*** Opening Text ***

I agree with you wholeheartedly in terms of the shower curtain - the fabric ones are SO much easier to wash, they fit in the washing machine better - and dry hanging up much more quickly and easily and with less wrinkling than the vinyl ones - and if she insists you can always get a vinyl shower curtain liner - and I've kept house for twenty-five years and done all the laundry for that long and I would NEVER, ever buy a plastic/vinyl shower curtain again.
I've never been in a relationship with anyone who gave a **** about the shower curtain though. The home decorating details were always left to me - thank god - as were the naming of the children and the offers on which house in which neighborhood - so I have no idea what it's like to be in a relationship with someone who cares about things like shower curtains. Sorry....
he doesn't want a quart.
he wants a half gallon.
wait, I don't want to hijack this shower curtain thread.
elephants come in gallons
my husband comes out of the kitchen and asks me why we don't have any milk.
Im just happy that the boy is finally hooking up.
No, it comes in litres
Actually, I don't think it's her place to tell you, never mind argue over, what kind of shower curtain to get in YOUR house. Very presumptuous. Let this be a lesson to you - don't involve her again.

*** Closing Text ***

--- Problem set ---
• 1. Print the shower curtain thread from "I've never been" to "shower curtains. Sorry....".
• 2. According to the shower curtain thread, for how many years has the first writer kept house?
• 3. Translate this sentence from the shower curtain thread into French: "Let this be a lesson to you - don't involve her again."

*** Opening Stored data ***

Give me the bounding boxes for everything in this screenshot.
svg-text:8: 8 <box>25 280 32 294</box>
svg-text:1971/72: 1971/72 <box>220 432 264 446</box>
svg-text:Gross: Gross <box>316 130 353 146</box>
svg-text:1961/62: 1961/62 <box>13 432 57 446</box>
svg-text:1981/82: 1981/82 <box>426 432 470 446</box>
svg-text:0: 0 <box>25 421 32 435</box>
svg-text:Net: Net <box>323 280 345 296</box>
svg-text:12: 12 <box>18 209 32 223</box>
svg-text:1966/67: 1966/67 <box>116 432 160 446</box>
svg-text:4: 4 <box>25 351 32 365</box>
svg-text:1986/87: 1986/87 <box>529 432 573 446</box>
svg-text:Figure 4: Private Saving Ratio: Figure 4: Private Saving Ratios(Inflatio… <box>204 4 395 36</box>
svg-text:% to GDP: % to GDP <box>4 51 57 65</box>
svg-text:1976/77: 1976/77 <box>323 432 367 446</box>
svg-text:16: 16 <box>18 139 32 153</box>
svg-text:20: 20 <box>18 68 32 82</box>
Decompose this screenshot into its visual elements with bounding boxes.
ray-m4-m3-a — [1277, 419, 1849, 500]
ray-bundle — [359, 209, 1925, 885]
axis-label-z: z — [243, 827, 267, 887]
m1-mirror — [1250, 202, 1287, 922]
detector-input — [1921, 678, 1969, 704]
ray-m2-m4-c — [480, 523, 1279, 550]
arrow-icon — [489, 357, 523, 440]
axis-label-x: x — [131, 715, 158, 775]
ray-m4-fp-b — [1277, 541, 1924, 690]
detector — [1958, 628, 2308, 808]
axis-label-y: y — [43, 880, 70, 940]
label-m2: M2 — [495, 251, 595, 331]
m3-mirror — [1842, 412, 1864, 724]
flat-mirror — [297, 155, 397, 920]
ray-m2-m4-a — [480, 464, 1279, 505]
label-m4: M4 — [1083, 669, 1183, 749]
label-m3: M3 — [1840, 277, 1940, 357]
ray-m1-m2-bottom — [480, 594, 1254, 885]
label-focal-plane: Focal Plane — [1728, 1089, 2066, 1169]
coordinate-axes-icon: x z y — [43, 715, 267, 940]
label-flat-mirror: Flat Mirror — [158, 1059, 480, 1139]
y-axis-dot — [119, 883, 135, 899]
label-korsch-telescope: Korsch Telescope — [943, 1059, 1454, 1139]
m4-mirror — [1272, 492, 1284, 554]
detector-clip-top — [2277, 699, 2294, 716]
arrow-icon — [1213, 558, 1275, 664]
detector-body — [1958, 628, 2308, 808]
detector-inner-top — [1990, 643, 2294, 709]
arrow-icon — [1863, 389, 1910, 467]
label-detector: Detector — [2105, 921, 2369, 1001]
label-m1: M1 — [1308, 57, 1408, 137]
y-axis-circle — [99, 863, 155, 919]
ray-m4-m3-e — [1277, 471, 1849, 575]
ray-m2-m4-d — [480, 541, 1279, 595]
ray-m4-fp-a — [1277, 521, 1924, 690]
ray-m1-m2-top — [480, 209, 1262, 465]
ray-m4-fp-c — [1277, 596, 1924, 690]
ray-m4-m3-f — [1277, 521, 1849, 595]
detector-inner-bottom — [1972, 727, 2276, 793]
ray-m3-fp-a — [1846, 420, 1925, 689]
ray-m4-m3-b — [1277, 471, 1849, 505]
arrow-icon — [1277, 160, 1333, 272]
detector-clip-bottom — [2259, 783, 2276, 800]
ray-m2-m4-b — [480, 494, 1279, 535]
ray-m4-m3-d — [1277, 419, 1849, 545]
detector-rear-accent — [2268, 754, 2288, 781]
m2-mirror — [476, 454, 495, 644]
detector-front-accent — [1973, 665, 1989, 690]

*** Closing Stored data ***

--- Solved tasks ---
• 1.
I've never been in a relationship with anyone who gave a **** about the shower curtain though. The home decorating details were always left to me - thank god - as were the naming of the children and the offers on which house in which neighborhood - so I have no idea what it's like to be in a relationship with someone who cares about things like shower curtains. Sorry....

• 2. Twenty-five years.

• 3. Que cela vous serve de leçon : ne l'impliquez plus.